[Page element annotations]

* * * *

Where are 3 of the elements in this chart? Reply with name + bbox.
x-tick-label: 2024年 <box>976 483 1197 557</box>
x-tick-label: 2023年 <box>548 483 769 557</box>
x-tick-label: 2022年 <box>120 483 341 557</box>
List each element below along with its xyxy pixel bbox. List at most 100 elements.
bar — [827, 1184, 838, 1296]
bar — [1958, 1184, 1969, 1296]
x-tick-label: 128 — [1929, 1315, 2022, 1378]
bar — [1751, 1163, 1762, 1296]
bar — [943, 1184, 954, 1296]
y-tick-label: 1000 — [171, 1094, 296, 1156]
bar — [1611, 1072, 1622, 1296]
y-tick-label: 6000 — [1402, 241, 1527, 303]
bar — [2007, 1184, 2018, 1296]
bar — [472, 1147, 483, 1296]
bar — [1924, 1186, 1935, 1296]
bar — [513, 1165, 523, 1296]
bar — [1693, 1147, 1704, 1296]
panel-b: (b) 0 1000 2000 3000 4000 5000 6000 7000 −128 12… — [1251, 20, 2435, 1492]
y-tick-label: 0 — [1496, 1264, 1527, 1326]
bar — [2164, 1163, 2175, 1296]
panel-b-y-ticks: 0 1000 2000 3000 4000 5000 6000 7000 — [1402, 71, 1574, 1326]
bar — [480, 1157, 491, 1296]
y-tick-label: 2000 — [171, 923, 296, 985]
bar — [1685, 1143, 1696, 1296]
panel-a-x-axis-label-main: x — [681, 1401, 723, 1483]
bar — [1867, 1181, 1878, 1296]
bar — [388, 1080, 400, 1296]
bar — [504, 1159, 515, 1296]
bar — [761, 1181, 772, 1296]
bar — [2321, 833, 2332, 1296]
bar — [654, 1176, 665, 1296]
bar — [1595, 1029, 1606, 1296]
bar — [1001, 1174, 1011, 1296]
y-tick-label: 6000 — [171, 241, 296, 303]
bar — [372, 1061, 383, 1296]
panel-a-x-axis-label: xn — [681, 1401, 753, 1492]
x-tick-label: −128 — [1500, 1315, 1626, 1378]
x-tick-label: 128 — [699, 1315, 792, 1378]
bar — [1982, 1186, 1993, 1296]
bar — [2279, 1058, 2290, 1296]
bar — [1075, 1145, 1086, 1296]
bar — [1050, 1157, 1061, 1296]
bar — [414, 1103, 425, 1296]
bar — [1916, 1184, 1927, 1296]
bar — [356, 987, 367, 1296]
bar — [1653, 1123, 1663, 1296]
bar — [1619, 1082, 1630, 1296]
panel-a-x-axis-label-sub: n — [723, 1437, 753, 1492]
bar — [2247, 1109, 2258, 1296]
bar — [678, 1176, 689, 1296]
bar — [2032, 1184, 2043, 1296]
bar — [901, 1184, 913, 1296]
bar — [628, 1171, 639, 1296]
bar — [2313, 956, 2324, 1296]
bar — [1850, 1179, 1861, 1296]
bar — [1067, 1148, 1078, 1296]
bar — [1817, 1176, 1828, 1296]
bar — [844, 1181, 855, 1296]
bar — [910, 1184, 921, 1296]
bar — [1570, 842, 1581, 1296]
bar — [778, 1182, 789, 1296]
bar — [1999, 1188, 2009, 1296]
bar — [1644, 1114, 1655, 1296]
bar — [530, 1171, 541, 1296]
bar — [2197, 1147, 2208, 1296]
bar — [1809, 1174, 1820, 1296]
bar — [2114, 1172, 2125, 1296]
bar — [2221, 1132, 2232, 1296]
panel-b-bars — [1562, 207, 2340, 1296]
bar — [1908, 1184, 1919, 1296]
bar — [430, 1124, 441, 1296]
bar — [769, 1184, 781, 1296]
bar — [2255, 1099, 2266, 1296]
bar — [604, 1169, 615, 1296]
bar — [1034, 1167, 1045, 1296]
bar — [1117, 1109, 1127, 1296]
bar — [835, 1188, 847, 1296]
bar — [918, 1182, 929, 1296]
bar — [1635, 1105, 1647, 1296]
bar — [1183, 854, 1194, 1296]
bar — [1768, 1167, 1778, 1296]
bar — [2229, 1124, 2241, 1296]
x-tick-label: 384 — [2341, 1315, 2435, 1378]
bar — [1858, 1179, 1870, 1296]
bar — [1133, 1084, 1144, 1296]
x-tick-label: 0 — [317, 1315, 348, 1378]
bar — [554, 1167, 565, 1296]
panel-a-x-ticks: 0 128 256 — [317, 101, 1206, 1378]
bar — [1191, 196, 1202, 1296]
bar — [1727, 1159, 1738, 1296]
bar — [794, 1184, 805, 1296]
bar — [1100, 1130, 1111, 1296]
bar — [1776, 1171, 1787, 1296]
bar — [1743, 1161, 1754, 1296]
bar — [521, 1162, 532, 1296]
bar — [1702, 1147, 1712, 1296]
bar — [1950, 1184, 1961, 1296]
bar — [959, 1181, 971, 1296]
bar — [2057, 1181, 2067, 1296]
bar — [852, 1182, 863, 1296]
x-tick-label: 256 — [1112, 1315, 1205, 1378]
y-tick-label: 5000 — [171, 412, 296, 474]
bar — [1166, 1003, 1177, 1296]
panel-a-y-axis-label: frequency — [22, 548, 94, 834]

* * * *

* DIRECTIONS:
In the part that opens with the first of the rows and closes with the line containing "x-tick-label: 128 — [1929, 1315, 2022, 1378]", swap "bar" for "column" and leave everything else unchanged. Give only that part.

* WORKED ANSWER:
Where are 3 of the elements in this chart? Reply with name + bbox.
x-tick-label: 2024年 <box>976 483 1197 557</box>
x-tick-label: 2023年 <box>548 483 769 557</box>
x-tick-label: 2022年 <box>120 483 341 557</box>
List each element below along with its xyxy pixel bbox. List at most 100 elements.
column — [827, 1184, 838, 1296]
column — [1958, 1184, 1969, 1296]
x-tick-label: 128 — [1929, 1315, 2022, 1378]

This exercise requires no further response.